### Description of the task
Wherever the word "Argo" appears in the entries, copy the whole line.

(Records contained in a dataset)
_ _ _ _

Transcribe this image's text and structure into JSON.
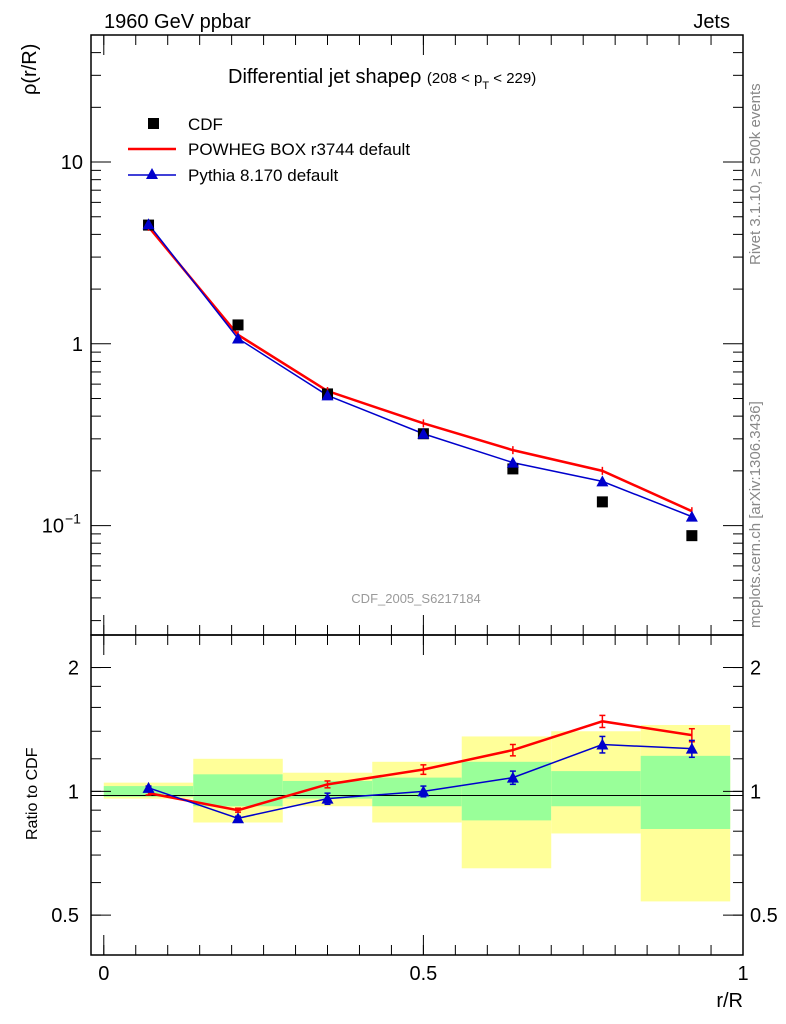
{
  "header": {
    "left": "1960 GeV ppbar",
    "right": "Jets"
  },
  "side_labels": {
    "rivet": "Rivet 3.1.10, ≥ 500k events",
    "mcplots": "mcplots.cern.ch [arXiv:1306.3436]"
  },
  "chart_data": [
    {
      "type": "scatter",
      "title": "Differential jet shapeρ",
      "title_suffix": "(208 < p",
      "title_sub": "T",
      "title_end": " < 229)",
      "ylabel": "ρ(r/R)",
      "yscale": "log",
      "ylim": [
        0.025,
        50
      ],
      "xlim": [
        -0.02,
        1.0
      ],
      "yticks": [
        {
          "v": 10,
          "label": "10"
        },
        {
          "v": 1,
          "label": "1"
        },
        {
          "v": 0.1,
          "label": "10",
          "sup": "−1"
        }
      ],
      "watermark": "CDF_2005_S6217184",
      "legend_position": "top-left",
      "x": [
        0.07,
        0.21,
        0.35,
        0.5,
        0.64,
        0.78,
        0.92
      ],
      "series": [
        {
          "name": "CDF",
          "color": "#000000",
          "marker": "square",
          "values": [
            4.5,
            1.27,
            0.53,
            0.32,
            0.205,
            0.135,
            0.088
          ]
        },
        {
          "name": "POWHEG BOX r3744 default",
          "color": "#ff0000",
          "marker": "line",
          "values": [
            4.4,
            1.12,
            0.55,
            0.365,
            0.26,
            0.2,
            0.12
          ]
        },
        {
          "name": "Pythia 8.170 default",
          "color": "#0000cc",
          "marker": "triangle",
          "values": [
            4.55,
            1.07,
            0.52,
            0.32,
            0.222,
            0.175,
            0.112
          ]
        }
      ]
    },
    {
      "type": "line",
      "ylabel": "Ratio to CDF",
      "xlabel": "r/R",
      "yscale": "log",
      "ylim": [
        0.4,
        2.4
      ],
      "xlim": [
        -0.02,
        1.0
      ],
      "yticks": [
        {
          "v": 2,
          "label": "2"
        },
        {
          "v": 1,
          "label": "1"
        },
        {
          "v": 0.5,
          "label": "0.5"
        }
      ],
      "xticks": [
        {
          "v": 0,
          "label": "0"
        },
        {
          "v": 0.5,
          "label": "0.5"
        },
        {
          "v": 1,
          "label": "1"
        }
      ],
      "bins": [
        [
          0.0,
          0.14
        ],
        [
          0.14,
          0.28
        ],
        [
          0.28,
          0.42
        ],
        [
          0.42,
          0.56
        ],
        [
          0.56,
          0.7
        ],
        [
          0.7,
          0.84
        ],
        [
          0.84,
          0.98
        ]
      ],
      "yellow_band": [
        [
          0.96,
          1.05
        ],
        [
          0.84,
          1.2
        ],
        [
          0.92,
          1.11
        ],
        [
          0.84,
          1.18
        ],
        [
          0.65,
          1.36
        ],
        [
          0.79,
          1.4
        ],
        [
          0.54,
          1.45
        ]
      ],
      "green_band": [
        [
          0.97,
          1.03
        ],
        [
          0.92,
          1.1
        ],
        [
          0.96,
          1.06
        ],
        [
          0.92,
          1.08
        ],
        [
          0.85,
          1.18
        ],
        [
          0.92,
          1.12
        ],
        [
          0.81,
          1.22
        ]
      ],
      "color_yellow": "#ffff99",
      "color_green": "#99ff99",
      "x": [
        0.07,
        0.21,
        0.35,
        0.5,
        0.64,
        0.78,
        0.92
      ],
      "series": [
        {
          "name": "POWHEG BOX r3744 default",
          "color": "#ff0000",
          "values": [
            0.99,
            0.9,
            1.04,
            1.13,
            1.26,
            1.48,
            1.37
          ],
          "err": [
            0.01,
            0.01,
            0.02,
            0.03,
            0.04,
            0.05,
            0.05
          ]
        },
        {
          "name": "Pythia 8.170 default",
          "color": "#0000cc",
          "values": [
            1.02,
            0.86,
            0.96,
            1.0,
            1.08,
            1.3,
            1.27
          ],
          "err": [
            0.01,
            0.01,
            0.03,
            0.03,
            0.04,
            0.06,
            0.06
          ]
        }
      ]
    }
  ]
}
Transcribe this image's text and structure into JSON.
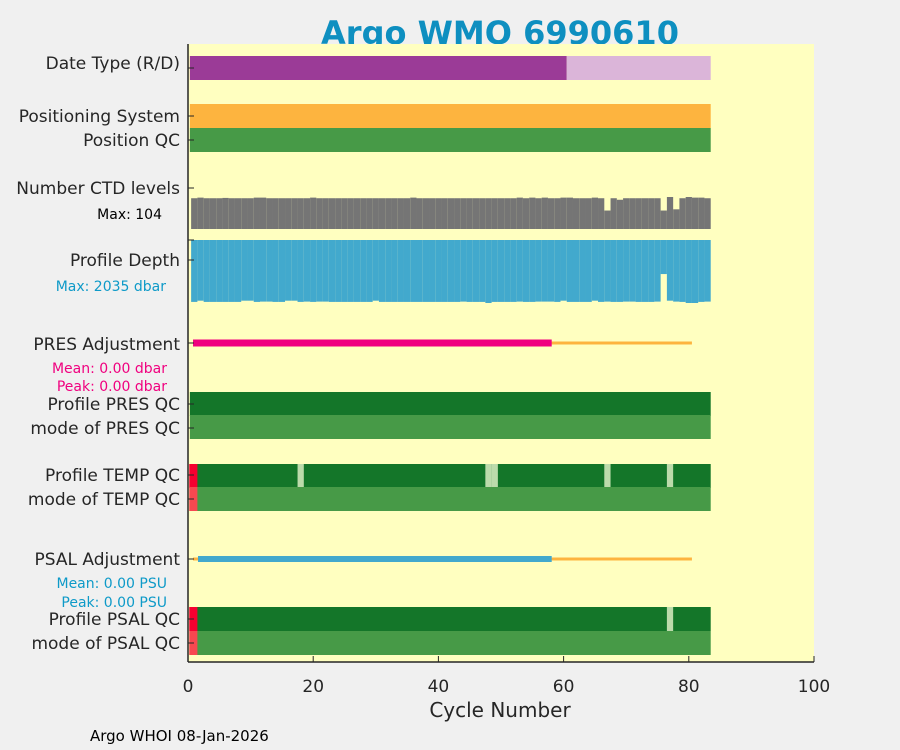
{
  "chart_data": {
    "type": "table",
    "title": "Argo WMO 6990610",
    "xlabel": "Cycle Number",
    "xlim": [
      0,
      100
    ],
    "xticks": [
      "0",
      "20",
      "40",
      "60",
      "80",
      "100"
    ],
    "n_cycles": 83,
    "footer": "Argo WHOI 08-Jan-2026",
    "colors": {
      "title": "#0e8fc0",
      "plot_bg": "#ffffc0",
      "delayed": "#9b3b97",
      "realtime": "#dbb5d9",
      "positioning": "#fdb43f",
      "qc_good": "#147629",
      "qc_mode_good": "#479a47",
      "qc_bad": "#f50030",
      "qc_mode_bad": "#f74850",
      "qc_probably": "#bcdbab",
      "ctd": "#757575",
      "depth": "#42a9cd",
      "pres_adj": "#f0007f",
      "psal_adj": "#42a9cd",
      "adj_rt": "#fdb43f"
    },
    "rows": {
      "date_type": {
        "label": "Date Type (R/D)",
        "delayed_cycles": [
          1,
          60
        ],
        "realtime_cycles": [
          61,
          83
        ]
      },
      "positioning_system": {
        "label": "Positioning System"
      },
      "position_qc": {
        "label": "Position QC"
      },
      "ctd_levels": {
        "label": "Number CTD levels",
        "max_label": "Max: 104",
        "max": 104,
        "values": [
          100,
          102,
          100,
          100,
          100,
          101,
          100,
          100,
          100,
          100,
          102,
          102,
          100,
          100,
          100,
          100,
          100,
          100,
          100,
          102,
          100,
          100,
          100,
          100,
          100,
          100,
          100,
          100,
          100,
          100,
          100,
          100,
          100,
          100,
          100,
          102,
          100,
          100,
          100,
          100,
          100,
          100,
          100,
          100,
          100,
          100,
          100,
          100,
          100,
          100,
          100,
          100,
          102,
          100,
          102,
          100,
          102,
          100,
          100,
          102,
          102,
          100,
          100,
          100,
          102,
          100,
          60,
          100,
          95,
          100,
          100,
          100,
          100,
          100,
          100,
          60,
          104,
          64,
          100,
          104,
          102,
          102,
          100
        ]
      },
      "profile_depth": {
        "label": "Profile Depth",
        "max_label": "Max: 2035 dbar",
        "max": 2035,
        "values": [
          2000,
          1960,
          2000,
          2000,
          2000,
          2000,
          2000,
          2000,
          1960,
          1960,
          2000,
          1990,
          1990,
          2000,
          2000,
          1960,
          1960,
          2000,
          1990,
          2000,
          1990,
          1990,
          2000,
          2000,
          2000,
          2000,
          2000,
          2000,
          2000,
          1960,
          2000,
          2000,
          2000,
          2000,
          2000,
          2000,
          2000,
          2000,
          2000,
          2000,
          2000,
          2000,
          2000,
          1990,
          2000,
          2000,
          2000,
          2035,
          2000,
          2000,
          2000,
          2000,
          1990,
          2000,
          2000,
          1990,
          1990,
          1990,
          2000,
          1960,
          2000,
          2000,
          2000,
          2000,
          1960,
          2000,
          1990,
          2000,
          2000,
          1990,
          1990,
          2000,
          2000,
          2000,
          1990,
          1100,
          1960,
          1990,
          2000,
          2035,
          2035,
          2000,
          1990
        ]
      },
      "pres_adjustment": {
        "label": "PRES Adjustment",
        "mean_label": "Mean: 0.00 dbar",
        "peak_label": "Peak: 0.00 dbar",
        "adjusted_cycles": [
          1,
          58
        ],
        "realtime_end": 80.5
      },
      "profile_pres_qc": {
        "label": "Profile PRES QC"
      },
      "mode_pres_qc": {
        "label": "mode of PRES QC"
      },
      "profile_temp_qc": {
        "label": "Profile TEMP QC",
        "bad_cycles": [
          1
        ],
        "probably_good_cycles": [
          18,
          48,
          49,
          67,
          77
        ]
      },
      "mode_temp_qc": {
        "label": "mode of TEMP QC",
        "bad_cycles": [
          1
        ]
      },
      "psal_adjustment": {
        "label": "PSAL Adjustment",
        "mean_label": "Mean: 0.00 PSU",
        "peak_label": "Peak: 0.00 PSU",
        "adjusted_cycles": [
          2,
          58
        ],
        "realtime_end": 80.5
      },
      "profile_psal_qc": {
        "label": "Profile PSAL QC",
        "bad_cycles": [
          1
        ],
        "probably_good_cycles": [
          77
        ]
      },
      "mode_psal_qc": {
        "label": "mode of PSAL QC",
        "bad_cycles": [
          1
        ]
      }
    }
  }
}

_ _ _ _

### Exercise output
    "title": "Argo WMO 6990610",
    "footer": "Argo WHOI 08-Jan-2026",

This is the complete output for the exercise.